- Provided data:
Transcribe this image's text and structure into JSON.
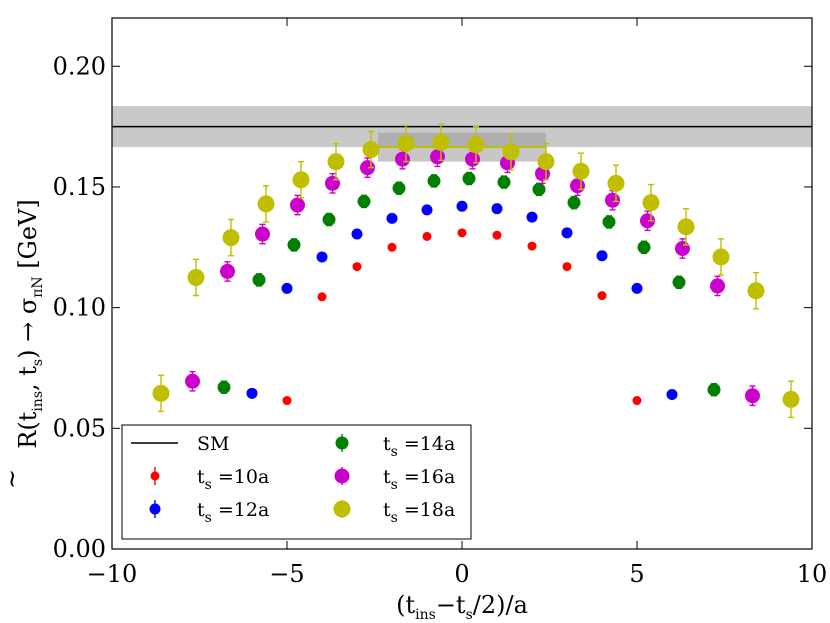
{
  "chart_data": {
    "type": "scatter",
    "xlabel": {
      "base": "(t",
      "sub1": "ins",
      "mid": "−t",
      "sub2": "s",
      "tail": "/2)/a"
    },
    "ylabel": {
      "p1": "R(t",
      "s1": "ins",
      "p2": ", t",
      "s2": "s",
      "p3": ") → σ",
      "s3": "πN",
      "p4": " [GeV]",
      "accent": "~"
    },
    "xlim": [
      -10,
      10
    ],
    "ylim": [
      0.0,
      0.22
    ],
    "x_ticks": [
      -10,
      -5,
      0,
      5,
      10
    ],
    "x_tick_labels": [
      "−10",
      "−5",
      "0",
      "5",
      "10"
    ],
    "y_ticks": [
      0.0,
      0.05,
      0.1,
      0.15,
      0.2
    ],
    "y_tick_labels": [
      "0.00",
      "0.05",
      "0.10",
      "0.15",
      "0.20"
    ],
    "grid": false,
    "legend_placement": "bottom-left",
    "sm_band": {
      "name": "SM",
      "value": 0.175,
      "low": 0.1665,
      "high": 0.1835,
      "color": "#000000",
      "band_color": "#bfbfbf"
    },
    "fit_band": {
      "x_range": [
        -2.4,
        2.4
      ],
      "value": 0.1665,
      "low": 0.1605,
      "high": 0.1725,
      "color": "#999999"
    },
    "series": [
      {
        "name": "t_s =10a",
        "label_base": "t",
        "label_sub": "s",
        "label_rest": " =10a",
        "color": "#ff0000",
        "size": 4.5,
        "points": [
          {
            "x": -5,
            "y": 0.0615,
            "err": 0.001
          },
          {
            "x": -4,
            "y": 0.1045,
            "err": 0.001
          },
          {
            "x": -3,
            "y": 0.117,
            "err": 0.001
          },
          {
            "x": -2,
            "y": 0.125,
            "err": 0.001
          },
          {
            "x": -1,
            "y": 0.1295,
            "err": 0.001
          },
          {
            "x": 0,
            "y": 0.131,
            "err": 0.001
          },
          {
            "x": 1,
            "y": 0.13,
            "err": 0.001
          },
          {
            "x": 2,
            "y": 0.1255,
            "err": 0.001
          },
          {
            "x": 3,
            "y": 0.117,
            "err": 0.001
          },
          {
            "x": 4,
            "y": 0.105,
            "err": 0.001
          },
          {
            "x": 5,
            "y": 0.0615,
            "err": 0.001
          }
        ]
      },
      {
        "name": "t_s =12a",
        "label_base": "t",
        "label_sub": "s",
        "label_rest": " =12a",
        "color": "#0000ff",
        "size": 5.5,
        "points": [
          {
            "x": -6,
            "y": 0.0645,
            "err": 0.0015
          },
          {
            "x": -5,
            "y": 0.108,
            "err": 0.0015
          },
          {
            "x": -4,
            "y": 0.121,
            "err": 0.0015
          },
          {
            "x": -3,
            "y": 0.1305,
            "err": 0.0015
          },
          {
            "x": -2,
            "y": 0.137,
            "err": 0.0015
          },
          {
            "x": -1,
            "y": 0.1405,
            "err": 0.0015
          },
          {
            "x": 0,
            "y": 0.142,
            "err": 0.0015
          },
          {
            "x": 1,
            "y": 0.141,
            "err": 0.0015
          },
          {
            "x": 2,
            "y": 0.1375,
            "err": 0.0015
          },
          {
            "x": 3,
            "y": 0.131,
            "err": 0.0015
          },
          {
            "x": 4,
            "y": 0.1215,
            "err": 0.0015
          },
          {
            "x": 5,
            "y": 0.108,
            "err": 0.0015
          },
          {
            "x": 6,
            "y": 0.064,
            "err": 0.0015
          }
        ]
      },
      {
        "name": "t_s =14a",
        "label_base": "t",
        "label_sub": "s",
        "label_rest": " =14a",
        "color": "#008000",
        "size": 6.5,
        "points": [
          {
            "x": -6.8,
            "y": 0.067,
            "err": 0.0025
          },
          {
            "x": -5.8,
            "y": 0.1115,
            "err": 0.0025
          },
          {
            "x": -4.8,
            "y": 0.126,
            "err": 0.0025
          },
          {
            "x": -3.8,
            "y": 0.1365,
            "err": 0.0025
          },
          {
            "x": -2.8,
            "y": 0.144,
            "err": 0.0025
          },
          {
            "x": -1.8,
            "y": 0.1495,
            "err": 0.0025
          },
          {
            "x": -0.8,
            "y": 0.1525,
            "err": 0.0025
          },
          {
            "x": 0.2,
            "y": 0.1535,
            "err": 0.0025
          },
          {
            "x": 1.2,
            "y": 0.152,
            "err": 0.0025
          },
          {
            "x": 2.2,
            "y": 0.149,
            "err": 0.0025
          },
          {
            "x": 3.2,
            "y": 0.1435,
            "err": 0.0025
          },
          {
            "x": 4.2,
            "y": 0.1355,
            "err": 0.0025
          },
          {
            "x": 5.2,
            "y": 0.125,
            "err": 0.0025
          },
          {
            "x": 6.2,
            "y": 0.1105,
            "err": 0.0025
          },
          {
            "x": 7.2,
            "y": 0.066,
            "err": 0.0025
          }
        ]
      },
      {
        "name": "t_s =16a",
        "label_base": "t",
        "label_sub": "s",
        "label_rest": " =16a",
        "color": "#cc00cc",
        "size": 7.5,
        "points": [
          {
            "x": -7.7,
            "y": 0.0695,
            "err": 0.004
          },
          {
            "x": -6.7,
            "y": 0.115,
            "err": 0.004
          },
          {
            "x": -5.7,
            "y": 0.1305,
            "err": 0.004
          },
          {
            "x": -4.7,
            "y": 0.1425,
            "err": 0.004
          },
          {
            "x": -3.7,
            "y": 0.1515,
            "err": 0.004
          },
          {
            "x": -2.7,
            "y": 0.158,
            "err": 0.004
          },
          {
            "x": -1.7,
            "y": 0.1615,
            "err": 0.004
          },
          {
            "x": -0.7,
            "y": 0.1625,
            "err": 0.004
          },
          {
            "x": 0.3,
            "y": 0.1615,
            "err": 0.004
          },
          {
            "x": 1.3,
            "y": 0.16,
            "err": 0.004
          },
          {
            "x": 2.3,
            "y": 0.1555,
            "err": 0.004
          },
          {
            "x": 3.3,
            "y": 0.1505,
            "err": 0.004
          },
          {
            "x": 4.3,
            "y": 0.1445,
            "err": 0.004
          },
          {
            "x": 5.3,
            "y": 0.136,
            "err": 0.004
          },
          {
            "x": 6.3,
            "y": 0.1245,
            "err": 0.004
          },
          {
            "x": 7.3,
            "y": 0.109,
            "err": 0.004
          },
          {
            "x": 8.3,
            "y": 0.0635,
            "err": 0.004
          }
        ]
      },
      {
        "name": "t_s =18a",
        "label_base": "t",
        "label_sub": "s",
        "label_rest": " =18a",
        "color": "#bfbf00",
        "size": 8.5,
        "points": [
          {
            "x": -8.6,
            "y": 0.0645,
            "err": 0.0075
          },
          {
            "x": -7.6,
            "y": 0.1125,
            "err": 0.0075
          },
          {
            "x": -6.6,
            "y": 0.129,
            "err": 0.0075
          },
          {
            "x": -5.6,
            "y": 0.143,
            "err": 0.0075
          },
          {
            "x": -4.6,
            "y": 0.153,
            "err": 0.0075
          },
          {
            "x": -3.6,
            "y": 0.1605,
            "err": 0.0075
          },
          {
            "x": -2.6,
            "y": 0.1655,
            "err": 0.0075
          },
          {
            "x": -1.6,
            "y": 0.168,
            "err": 0.0075
          },
          {
            "x": -0.6,
            "y": 0.1685,
            "err": 0.0075
          },
          {
            "x": 0.4,
            "y": 0.1675,
            "err": 0.0075
          },
          {
            "x": 1.4,
            "y": 0.1645,
            "err": 0.0075
          },
          {
            "x": 2.4,
            "y": 0.1605,
            "err": 0.0075
          },
          {
            "x": 3.4,
            "y": 0.1565,
            "err": 0.0075
          },
          {
            "x": 4.4,
            "y": 0.1515,
            "err": 0.0075
          },
          {
            "x": 5.4,
            "y": 0.1435,
            "err": 0.0075
          },
          {
            "x": 6.4,
            "y": 0.1335,
            "err": 0.0075
          },
          {
            "x": 7.4,
            "y": 0.121,
            "err": 0.0075
          },
          {
            "x": 8.4,
            "y": 0.107,
            "err": 0.0075
          },
          {
            "x": 9.4,
            "y": 0.062,
            "err": 0.0075
          }
        ]
      }
    ]
  }
}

- Task:
Collect each line above holding the string "size".

- Task answer:
        "size": 4.5,
        "size": 5.5,
        "size": 6.5,
        "size": 7.5,
        "size": 8.5,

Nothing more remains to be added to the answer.